Görev tanımı a – Kayıtların en başından başlayıp "legend-swatch <box>422 746 480 773</box>" ifadesini içeren satırda biten kısmını, iki ucu da dahil olmak üzere aynen yazın.

Seçilen metin –
=-=-=
Eski hükümlü ve yeminli Kürtçe tercüman Mehdi Tanrıkulu, Adalet Bakanlığı'nın tutuklu ve hükümlü ziyaretlerinde Kürtçe konuşulmasını kolaylaştırmak için başlattığı girişimi "çok gecikmiş" de bulsa destekliyor.
"Gönül ister ki, bu düzenleme TRT Şeş'in Kürtçe yayına geçmesi gibi seçim malzemesi haline getirilmesin."
"Resmi dil olsun, yasaklar için özür dilensin"
12 Eylül döneminde Diyarbakır E Tipi Cezaevi'nde Kürtçe konuştuğu için ağır saldırılara uğradığını, 1987 yılında Eskişehir Cezaevi'nde de "konuşma yasağı"yla karşılaştığını ifade eden Tanrıkulu, üçüncü kez tutuklanarak gönderildiği Kandıra F Tipi Cezaevi'nde herhangi bir Kürtçe konuşma yasağıyla karşılaşmadığını söyledi.
Çocukluğundan beri dil yasağıyla sıkça karşılaştığını bianet'e söyleyen Tevn Yayınları sahibi ve Demorkatik Toplum Partisi (DTP) Fatih İlçe Başkanı Tanrıkulu, "Türkiye'de baskı ve inkarla bir yere varılmadığı anlaşıldı. Kürtçe yasağı ucube bir yasaktı. Hiçbir halkın dilini yasaklanmamalı. Kürtçe Türkiye'nin ikinci resmi dili olarak kabul edilmedikçe bu haklar geri alınabilir. Yasal zemini mutlaka oluşturulmalı ve Kürtlerden bu yasaklar için özür dilenmeli" diye konuştu.
Diyarbakır'da dayak, Eskişehir'de yasak
Tanrıkulu, 12 Eylül döneminde 15 yaşındayken "PKK üyeliği" suçlamasıyla tutuklu kaldığı Diyarbakır E Tipi Cezaevi'nde kendisini görebilmek için Türkçe bir-iki kelime öğrenen ve ziyarette "oğlim nasıldır?" diyen annesine, "irade dışı gülümsediği" için komaya girene kadar dövüldüğünü anlattı.
=-=-=
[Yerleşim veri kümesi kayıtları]
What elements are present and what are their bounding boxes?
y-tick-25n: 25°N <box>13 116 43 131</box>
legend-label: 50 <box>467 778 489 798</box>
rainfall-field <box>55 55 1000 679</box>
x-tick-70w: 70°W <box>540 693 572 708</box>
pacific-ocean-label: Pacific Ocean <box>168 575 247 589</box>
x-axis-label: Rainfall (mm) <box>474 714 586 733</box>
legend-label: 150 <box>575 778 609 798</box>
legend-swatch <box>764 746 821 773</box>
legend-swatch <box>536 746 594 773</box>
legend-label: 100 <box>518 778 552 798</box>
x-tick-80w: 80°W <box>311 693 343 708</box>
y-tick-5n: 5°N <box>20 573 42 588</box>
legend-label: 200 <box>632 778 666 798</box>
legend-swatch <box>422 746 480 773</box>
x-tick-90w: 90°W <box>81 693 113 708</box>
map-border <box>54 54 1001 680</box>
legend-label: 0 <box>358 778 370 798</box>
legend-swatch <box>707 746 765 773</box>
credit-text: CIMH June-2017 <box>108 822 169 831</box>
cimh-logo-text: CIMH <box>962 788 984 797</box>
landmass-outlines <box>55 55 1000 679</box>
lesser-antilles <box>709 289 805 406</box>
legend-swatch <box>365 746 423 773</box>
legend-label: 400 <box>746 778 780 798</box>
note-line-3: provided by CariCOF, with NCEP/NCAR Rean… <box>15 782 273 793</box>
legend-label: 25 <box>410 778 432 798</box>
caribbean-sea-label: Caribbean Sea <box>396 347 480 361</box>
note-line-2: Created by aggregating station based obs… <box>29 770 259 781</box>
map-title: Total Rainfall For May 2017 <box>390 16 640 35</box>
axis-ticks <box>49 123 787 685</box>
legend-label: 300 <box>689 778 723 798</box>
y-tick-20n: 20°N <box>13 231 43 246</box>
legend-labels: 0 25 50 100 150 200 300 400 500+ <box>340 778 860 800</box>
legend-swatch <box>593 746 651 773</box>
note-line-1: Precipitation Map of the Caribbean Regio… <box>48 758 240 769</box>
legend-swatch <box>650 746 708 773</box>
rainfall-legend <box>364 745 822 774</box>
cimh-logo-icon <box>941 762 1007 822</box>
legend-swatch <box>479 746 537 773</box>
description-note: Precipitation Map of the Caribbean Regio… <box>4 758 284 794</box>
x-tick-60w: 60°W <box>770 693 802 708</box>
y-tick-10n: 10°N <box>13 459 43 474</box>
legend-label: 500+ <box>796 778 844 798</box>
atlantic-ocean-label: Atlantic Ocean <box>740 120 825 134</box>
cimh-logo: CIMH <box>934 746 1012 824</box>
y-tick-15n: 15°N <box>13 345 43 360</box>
=-=-=
Görev tanımı b – Seçilen metinde "12 Eylül döneminde Diyarbakır" sözleriyle başlayıp "yasağıyla karşılaşmadığını söyledi." sözleriyle biten bölümü değiştirmeden yeniden verin.

Yanıt a –
What elements are present and what are their bounding boxes?
y-tick-25n: 25°N <box>13 116 43 131</box>
legend-label: 50 <box>467 778 489 798</box>
rainfall-field <box>55 55 1000 679</box>
x-tick-70w: 70°W <box>540 693 572 708</box>
pacific-ocean-label: Pacific Ocean <box>168 575 247 589</box>
x-axis-label: Rainfall (mm) <box>474 714 586 733</box>
legend-label: 150 <box>575 778 609 798</box>
legend-swatch <box>764 746 821 773</box>
legend-swatch <box>536 746 594 773</box>
legend-label: 100 <box>518 778 552 798</box>
x-tick-80w: 80°W <box>311 693 343 708</box>
y-tick-5n: 5°N <box>20 573 42 588</box>
legend-label: 200 <box>632 778 666 798</box>
legend-swatch <box>422 746 480 773</box>

Yanıt b –
12 Eylül döneminde Diyarbakır E Tipi Cezaevi'nde Kürtçe konuştuğu için ağır saldırılara uğradığını, 1987 yılında Eskişehir Cezaevi'nde de "konuşma yasağı"yla karşılaştığını ifade eden Tanrıkulu, üçüncü kez tutuklanarak gönderildiği Kandıra F Tipi Cezaevi'nde herhangi bir Kürtçe konuşma yasağıyla karşılaşmadığını söyledi.